**Problem to work on**
Quote every entry word for word.

(Data records)
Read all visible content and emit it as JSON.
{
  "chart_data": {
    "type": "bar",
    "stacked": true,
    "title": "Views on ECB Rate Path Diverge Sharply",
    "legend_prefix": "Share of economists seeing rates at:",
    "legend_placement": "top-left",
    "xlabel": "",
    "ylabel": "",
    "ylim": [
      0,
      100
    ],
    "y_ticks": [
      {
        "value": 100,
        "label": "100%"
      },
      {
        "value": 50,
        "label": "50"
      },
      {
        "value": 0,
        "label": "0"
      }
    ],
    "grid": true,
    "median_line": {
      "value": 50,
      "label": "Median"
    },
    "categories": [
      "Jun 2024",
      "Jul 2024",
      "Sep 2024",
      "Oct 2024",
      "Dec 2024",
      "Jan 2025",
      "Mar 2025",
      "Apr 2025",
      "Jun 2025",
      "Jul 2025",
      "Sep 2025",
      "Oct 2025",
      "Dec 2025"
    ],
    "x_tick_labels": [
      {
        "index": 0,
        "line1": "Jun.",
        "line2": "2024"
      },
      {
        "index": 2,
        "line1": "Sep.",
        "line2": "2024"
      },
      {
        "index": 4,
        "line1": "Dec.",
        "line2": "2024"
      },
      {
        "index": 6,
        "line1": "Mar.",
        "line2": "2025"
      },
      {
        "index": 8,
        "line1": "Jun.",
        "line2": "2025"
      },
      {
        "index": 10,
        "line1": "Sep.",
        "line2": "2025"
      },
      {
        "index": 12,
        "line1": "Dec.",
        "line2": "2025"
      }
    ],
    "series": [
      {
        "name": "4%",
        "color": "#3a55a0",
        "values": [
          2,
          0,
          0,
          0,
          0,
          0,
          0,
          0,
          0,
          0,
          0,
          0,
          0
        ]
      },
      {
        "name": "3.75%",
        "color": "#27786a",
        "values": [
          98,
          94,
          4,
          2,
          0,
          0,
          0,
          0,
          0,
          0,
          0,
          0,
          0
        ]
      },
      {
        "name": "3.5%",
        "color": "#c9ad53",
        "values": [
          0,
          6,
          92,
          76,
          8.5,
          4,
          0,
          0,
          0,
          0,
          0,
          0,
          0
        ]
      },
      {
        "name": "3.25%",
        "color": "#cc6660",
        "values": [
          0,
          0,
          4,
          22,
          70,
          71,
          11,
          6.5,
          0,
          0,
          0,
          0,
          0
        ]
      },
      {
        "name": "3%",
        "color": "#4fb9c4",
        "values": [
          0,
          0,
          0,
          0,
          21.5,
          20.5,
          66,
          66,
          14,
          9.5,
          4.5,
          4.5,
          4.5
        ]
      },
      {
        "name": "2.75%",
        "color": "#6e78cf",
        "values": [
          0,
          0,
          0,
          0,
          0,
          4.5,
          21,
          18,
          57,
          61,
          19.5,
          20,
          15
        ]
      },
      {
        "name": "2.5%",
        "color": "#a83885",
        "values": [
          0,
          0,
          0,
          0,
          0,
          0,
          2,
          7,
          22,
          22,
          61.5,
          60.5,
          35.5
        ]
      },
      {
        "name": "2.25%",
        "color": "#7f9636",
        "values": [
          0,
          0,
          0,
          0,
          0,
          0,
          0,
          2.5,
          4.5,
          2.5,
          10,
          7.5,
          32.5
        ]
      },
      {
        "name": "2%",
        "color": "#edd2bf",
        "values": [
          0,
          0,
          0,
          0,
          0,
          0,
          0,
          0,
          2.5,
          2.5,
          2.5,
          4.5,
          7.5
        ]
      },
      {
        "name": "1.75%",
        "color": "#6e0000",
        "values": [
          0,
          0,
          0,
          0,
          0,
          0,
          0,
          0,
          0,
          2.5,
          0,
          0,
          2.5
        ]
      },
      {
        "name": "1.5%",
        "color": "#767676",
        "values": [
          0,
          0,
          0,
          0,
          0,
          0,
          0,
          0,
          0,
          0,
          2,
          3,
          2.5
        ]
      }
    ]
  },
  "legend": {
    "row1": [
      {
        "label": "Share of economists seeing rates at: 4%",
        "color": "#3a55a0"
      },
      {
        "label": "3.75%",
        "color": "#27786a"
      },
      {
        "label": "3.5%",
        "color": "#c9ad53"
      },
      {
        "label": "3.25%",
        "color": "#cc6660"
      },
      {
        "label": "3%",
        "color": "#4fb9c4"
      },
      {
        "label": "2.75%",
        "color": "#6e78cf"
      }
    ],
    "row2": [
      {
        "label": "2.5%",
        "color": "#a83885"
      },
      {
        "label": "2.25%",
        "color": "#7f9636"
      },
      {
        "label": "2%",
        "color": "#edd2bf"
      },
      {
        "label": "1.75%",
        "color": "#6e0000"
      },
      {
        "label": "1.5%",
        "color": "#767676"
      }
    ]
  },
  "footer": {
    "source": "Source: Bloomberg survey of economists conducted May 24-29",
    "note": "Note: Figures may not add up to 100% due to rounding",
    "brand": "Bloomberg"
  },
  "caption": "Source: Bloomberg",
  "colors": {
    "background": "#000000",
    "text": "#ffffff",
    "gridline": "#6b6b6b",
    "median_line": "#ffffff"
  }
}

**Response to this task**
Read all visible content and emit it as JSON.
{
  "chart_data": {
    "type": "bar",
    "stacked": true,
    "title": "Views on ECB Rate Path Diverge Sharply",
    "legend_prefix": "Share of economists seeing rates at:",
    "legend_placement": "top-left",
    "xlabel": "",
    "ylabel": "",
    "ylim": [
      0,
      100
    ],
    "y_ticks": [
      {
        "value": 100,
        "label": "100%"
      },
      {
        "value": 50,
        "label": "50"
      },
      {
        "value": 0,
        "label": "0"
      }
    ],
    "grid": true,
    "median_line": {
      "value": 50,
      "label": "Median"
    },
    "categories": [
      "Jun 2024",
      "Jul 2024",
      "Sep 2024",
      "Oct 2024",
      "Dec 2024",
      "Jan 2025",
      "Mar 2025",
      "Apr 2025",
      "Jun 2025",
      "Jul 2025",
      "Sep 2025",
      "Oct 2025",
      "Dec 2025"
    ],
    "x_tick_labels": [
      {
        "index": 0,
        "line1": "Jun.",
        "line2": "2024"
      },
      {
        "index": 2,
        "line1": "Sep.",
        "line2": "2024"
      },
      {
        "index": 4,
        "line1": "Dec.",
        "line2": "2024"
      },
      {
        "index": 6,
        "line1": "Mar.",
        "line2": "2025"
      },
      {
        "index": 8,
        "line1": "Jun.",
        "line2": "2025"
      },
      {
        "index": 10,
        "line1": "Sep.",
        "line2": "2025"
      },
      {
        "index": 12,
        "line1": "Dec.",
        "line2": "2025"
      }
    ],
    "series": [
      {
        "name": "4%",
        "color": "#3a55a0",
        "values": [
          2,
          0,
          0,
          0,
          0,
          0,
          0,
          0,
          0,
          0,
          0,
          0,
          0
        ]
      },
      {
        "name": "3.75%",
        "color": "#27786a",
        "values": [
          98,
          94,
          4,
          2,
          0,
          0,
          0,
          0,
          0,
          0,
          0,
          0,
          0
        ]
      },
      {
        "name": "3.5%",
        "color": "#c9ad53",
        "values": [
          0,
          6,
          92,
          76,
          8.5,
          4,
          0,
          0,
          0,
          0,
          0,
          0,
          0
        ]
      },
      {
        "name": "3.25%",
        "color": "#cc6660",
        "values": [
          0,
          0,
          4,
          22,
          70,
          71,
          11,
          6.5,
          0,
          0,
          0,
          0,
          0
        ]
      },
      {
        "name": "3%",
        "color": "#4fb9c4",
        "values": [
          0,
          0,
          0,
          0,
          21.5,
          20.5,
          66,
          66,
          14,
          9.5,
          4.5,
          4.5,
          4.5
        ]
      },
      {
        "name": "2.75%",
        "color": "#6e78cf",
        "values": [
          0,
          0,
          0,
          0,
          0,
          4.5,
          21,
          18,
          57,
          61,
          19.5,
          20,
          15
        ]
      },
      {
        "name": "2.5%",
        "color": "#a83885",
        "values": [
          0,
          0,
          0,
          0,
          0,
          0,
          2,
          7,
          22,
          22,
          61.5,
          60.5,
          35.5
        ]
      },
      {
        "name": "2.25%",
        "color": "#7f9636",
        "values": [
          0,
          0,
          0,
          0,
          0,
          0,
          0,
          2.5,
          4.5,
          2.5,
          10,
          7.5,
          32.5
        ]
      },
      {
        "name": "2%",
        "color": "#edd2bf",
        "values": [
          0,
          0,
          0,
          0,
          0,
          0,
          0,
          0,
          2.5,
          2.5,
          2.5,
          4.5,
          7.5
        ]
      },
      {
        "name": "1.75%",
        "color": "#6e0000",
        "values": [
          0,
          0,
          0,
          0,
          0,
          0,
          0,
          0,
          0,
          2.5,
          0,
          0,
          2.5
        ]
      },
      {
        "name": "1.5%",
        "color": "#767676",
        "values": [
          0,
          0,
          0,
          0,
          0,
          0,
          0,
          0,
          0,
          0,
          2,
          3,
          2.5
        ]
      }
    ]
  },
  "legend": {
    "row1": [
      {
        "label": "Share of economists seeing rates at: 4%",
        "color": "#3a55a0"
      },
      {
        "label": "3.75%",
        "color": "#27786a"
      },
      {
        "label": "3.5%",
        "color": "#c9ad53"
      },
      {
        "label": "3.25%",
        "color": "#cc6660"
      },
      {
        "label": "3%",
        "color": "#4fb9c4"
      },
      {
        "label": "2.75%",
        "color": "#6e78cf"
      }
    ],
    "row2": [
      {
        "label": "2.5%",
        "color": "#a83885"
      },
      {
        "label": "2.25%",
        "color": "#7f9636"
      },
      {
        "label": "2%",
        "color": "#edd2bf"
      },
      {
        "label": "1.75%",
        "color": "#6e0000"
      },
      {
        "label": "1.5%",
        "color": "#767676"
      }
    ]
  },
  "footer": {
    "source": "Source: Bloomberg survey of economists conducted May 24-29",
    "note": "Note: Figures may not add up to 100% due to rounding",
    "brand": "Bloomberg"
  },
  "caption": "Source: Bloomberg",
  "colors": {
    "background": "#000000",
    "text": "#ffffff",
    "gridline": "#6b6b6b",
    "median_line": "#ffffff"
  }
}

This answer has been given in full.